**Instruction**
Reproduce each record exactly.
— Begin Task input —
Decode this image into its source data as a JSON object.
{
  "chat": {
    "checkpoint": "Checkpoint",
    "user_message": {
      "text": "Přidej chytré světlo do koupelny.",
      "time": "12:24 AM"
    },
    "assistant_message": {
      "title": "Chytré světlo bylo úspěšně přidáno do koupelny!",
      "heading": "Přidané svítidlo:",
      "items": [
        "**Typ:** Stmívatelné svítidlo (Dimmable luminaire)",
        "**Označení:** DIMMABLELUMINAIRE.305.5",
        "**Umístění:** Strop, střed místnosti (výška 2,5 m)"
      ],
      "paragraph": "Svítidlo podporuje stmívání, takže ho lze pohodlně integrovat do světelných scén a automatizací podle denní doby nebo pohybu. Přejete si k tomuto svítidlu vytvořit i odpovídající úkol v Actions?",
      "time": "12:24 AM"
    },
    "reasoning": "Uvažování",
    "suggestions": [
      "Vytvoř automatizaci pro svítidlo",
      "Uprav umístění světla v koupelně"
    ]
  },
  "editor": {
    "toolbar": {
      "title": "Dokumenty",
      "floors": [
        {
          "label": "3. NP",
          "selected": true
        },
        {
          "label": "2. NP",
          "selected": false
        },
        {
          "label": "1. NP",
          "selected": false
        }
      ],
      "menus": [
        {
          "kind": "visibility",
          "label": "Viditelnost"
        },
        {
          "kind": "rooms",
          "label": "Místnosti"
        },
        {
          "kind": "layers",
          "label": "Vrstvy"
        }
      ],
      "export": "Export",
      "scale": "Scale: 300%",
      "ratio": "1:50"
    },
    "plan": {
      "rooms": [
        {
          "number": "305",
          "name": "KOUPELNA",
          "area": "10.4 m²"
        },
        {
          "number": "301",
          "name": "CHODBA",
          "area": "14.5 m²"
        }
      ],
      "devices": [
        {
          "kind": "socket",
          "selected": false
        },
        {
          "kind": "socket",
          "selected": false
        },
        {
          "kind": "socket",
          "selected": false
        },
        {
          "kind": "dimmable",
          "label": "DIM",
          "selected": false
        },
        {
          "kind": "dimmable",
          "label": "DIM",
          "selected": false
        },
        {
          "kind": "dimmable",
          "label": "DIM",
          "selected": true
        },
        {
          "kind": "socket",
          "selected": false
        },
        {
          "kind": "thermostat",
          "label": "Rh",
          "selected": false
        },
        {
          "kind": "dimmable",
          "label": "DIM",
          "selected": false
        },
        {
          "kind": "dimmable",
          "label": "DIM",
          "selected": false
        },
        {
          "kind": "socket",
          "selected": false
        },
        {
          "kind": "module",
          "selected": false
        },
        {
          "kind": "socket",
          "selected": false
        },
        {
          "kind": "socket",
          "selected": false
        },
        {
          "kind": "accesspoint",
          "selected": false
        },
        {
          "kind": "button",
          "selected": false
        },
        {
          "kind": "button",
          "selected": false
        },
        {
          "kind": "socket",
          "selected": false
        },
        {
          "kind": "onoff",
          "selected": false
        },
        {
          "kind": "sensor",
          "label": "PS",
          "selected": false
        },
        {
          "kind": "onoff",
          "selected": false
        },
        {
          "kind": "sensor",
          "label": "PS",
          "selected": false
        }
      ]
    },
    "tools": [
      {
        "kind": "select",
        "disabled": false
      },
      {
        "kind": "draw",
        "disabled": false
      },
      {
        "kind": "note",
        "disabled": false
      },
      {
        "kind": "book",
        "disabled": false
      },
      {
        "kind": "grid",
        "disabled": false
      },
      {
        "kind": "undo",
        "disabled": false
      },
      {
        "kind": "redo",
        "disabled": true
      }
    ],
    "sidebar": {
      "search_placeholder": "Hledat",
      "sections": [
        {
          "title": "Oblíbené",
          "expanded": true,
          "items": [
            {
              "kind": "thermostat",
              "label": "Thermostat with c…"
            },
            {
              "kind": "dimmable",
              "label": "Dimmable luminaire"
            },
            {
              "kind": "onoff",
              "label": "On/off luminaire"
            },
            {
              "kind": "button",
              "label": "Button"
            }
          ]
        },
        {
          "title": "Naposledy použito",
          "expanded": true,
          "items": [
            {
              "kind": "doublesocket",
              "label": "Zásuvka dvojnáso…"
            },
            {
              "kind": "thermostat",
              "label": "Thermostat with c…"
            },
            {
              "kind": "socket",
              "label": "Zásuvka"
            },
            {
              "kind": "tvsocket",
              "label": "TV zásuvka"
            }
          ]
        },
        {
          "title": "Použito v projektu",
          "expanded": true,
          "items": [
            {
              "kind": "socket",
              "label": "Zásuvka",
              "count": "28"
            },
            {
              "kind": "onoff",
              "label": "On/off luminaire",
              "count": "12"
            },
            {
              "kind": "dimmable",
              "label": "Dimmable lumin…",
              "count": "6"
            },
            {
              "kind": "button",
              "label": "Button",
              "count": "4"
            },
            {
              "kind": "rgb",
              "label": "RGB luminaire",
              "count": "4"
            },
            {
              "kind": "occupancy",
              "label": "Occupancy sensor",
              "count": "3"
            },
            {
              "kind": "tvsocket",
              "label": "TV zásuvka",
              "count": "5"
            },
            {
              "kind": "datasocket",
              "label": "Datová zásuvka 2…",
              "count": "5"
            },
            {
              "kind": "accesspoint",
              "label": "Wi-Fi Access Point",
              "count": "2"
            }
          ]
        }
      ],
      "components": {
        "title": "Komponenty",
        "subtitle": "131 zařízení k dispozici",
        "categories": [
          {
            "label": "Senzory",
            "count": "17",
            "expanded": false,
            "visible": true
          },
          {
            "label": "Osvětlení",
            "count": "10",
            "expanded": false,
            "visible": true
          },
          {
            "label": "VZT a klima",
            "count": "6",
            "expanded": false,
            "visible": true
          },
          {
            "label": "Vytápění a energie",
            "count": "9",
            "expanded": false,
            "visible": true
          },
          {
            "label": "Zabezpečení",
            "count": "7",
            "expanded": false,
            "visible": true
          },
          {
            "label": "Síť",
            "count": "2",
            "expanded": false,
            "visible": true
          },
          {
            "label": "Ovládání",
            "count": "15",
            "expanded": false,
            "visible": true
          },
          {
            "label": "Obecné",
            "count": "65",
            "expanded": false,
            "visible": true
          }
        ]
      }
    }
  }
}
— End Task input —
**Solution to this exercise**
Decode this image into its source data as a JSON object.
{
  "chat": {
    "checkpoint": "Checkpoint",
    "user_message": {
      "text": "Přidej chytré světlo do koupelny.",
      "time": "12:24 AM"
    },
    "assistant_message": {
      "title": "Chytré světlo bylo úspěšně přidáno do koupelny!",
      "heading": "Přidané svítidlo:",
      "items": [
        "**Typ:** Stmívatelné svítidlo (Dimmable luminaire)",
        "**Označení:** DIMMABLELUMINAIRE.305.5",
        "**Umístění:** Strop, střed místnosti (výška 2,5 m)"
      ],
      "paragraph": "Svítidlo podporuje stmívání, takže ho lze pohodlně integrovat do světelných scén a automatizací podle denní doby nebo pohybu. Přejete si k tomuto svítidlu vytvořit i odpovídající úkol v Actions?",
      "time": "12:24 AM"
    },
    "reasoning": "Uvažování",
    "suggestions": [
      "Vytvoř automatizaci pro svítidlo",
      "Uprav umístění světla v koupelně"
    ]
  },
  "editor": {
    "toolbar": {
      "title": "Dokumenty",
      "floors": [
        {
          "label": "3. NP",
          "selected": true
        },
        {
          "label": "2. NP",
          "selected": false
        },
        {
          "label": "1. NP",
          "selected": false
        }
      ],
      "menus": [
        {
          "kind": "visibility",
          "label": "Viditelnost"
        },
        {
          "kind": "rooms",
          "label": "Místnosti"
        },
        {
          "kind": "layers",
          "label": "Vrstvy"
        }
      ],
      "export": "Export",
      "scale": "Scale: 300%",
      "ratio": "1:50"
    },
    "plan": {
      "rooms": [
        {
          "number": "305",
          "name": "KOUPELNA",
          "area": "10.4 m²"
        },
        {
          "number": "301",
          "name": "CHODBA",
          "area": "14.5 m²"
        }
      ],
      "devices": [
        {
          "kind": "socket",
          "selected": false
        },
        {
          "kind": "socket",
          "selected": false
        },
        {
          "kind": "socket",
          "selected": false
        },
        {
          "kind": "dimmable",
          "label": "DIM",
          "selected": false
        },
        {
          "kind": "dimmable",
          "label": "DIM",
          "selected": false
        },
        {
          "kind": "dimmable",
          "label": "DIM",
          "selected": true
        },
        {
          "kind": "socket",
          "selected": false
        },
        {
          "kind": "thermostat",
          "label": "Rh",
          "selected": false
        },
        {
          "kind": "dimmable",
          "label": "DIM",
          "selected": false
        },
        {
          "kind": "dimmable",
          "label": "DIM",
          "selected": false
        },
        {
          "kind": "socket",
          "selected": false
        },
        {
          "kind": "module",
          "selected": false
        },
        {
          "kind": "socket",
          "selected": false
        },
        {
          "kind": "socket",
          "selected": false
        },
        {
          "kind": "accesspoint",
          "selected": false
        },
        {
          "kind": "button",
          "selected": false
        },
        {
          "kind": "button",
          "selected": false
        },
        {
          "kind": "socket",
          "selected": false
        },
        {
          "kind": "onoff",
          "selected": false
        },
        {
          "kind": "sensor",
          "label": "PS",
          "selected": false
        },
        {
          "kind": "onoff",
          "selected": false
        },
        {
          "kind": "sensor",
          "label": "PS",
          "selected": false
        }
      ]
    },
    "tools": [
      {
        "kind": "select",
        "disabled": false
      },
      {
        "kind": "draw",
        "disabled": false
      },
      {
        "kind": "note",
        "disabled": false
      },
      {
        "kind": "book",
        "disabled": false
      },
      {
        "kind": "grid",
        "disabled": false
      },
      {
        "kind": "undo",
        "disabled": false
      },
      {
        "kind": "redo",
        "disabled": true
      }
    ],
    "sidebar": {
      "search_placeholder": "Hledat",
      "sections": [
        {
          "title": "Oblíbené",
          "expanded": true,
          "items": [
            {
              "kind": "thermostat",
              "label": "Thermostat with c…"
            },
            {
              "kind": "dimmable",
              "label": "Dimmable luminaire"
            },
            {
              "kind": "onoff",
              "label": "On/off luminaire"
            },
            {
              "kind": "button",
              "label": "Button"
            }
          ]
        },
        {
          "title": "Naposledy použito",
          "expanded": true,
          "items": [
            {
              "kind": "doublesocket",
              "label": "Zásuvka dvojnáso…"
            },
            {
              "kind": "thermostat",
              "label": "Thermostat with c…"
            },
            {
              "kind": "socket",
              "label": "Zásuvka"
            },
            {
              "kind": "tvsocket",
              "label": "TV zásuvka"
            }
          ]
        },
        {
          "title": "Použito v projektu",
          "expanded": true,
          "items": [
            {
              "kind": "socket",
              "label": "Zásuvka",
              "count": "28"
            },
            {
              "kind": "onoff",
              "label": "On/off luminaire",
              "count": "12"
            },
            {
              "kind": "dimmable",
              "label": "Dimmable lumin…",
              "count": "6"
            },
            {
              "kind": "button",
              "label": "Button",
              "count": "4"
            },
            {
              "kind": "rgb",
              "label": "RGB luminaire",
              "count": "4"
            },
            {
              "kind": "occupancy",
              "label": "Occupancy sensor",
              "count": "3"
            },
            {
              "kind": "tvsocket",
              "label": "TV zásuvka",
              "count": "5"
            },
            {
              "kind": "datasocket",
              "label": "Datová zásuvka 2…",
              "count": "5"
            },
            {
              "kind": "accesspoint",
              "label": "Wi-Fi Access Point",
              "count": "2"
            }
          ]
        }
      ],
      "components": {
        "title": "Komponenty",
        "subtitle": "131 zařízení k dispozici",
        "categories": [
          {
            "label": "Senzory",
            "count": "17",
            "expanded": false,
            "visible": true
          },
          {
            "label": "Osvětlení",
            "count": "10",
            "expanded": false,
            "visible": true
          },
          {
            "label": "VZT a klima",
            "count": "6",
            "expanded": false,
            "visible": true
          },
          {
            "label": "Vytápění a energie",
            "count": "9",
            "expanded": false,
            "visible": true
          },
          {
            "label": "Zabezpečení",
            "count": "7",
            "expanded": false,
            "visible": true
          },
          {
            "label": "Síť",
            "count": "2",
            "expanded": false,
            "visible": true
          },
          {
            "label": "Ovládání",
            "count": "15",
            "expanded": false,
            "visible": true
          },
          {
            "label": "Obecné",
            "count": "65",
            "expanded": false,
            "visible": true
          }
        ]
      }
    }
  }
}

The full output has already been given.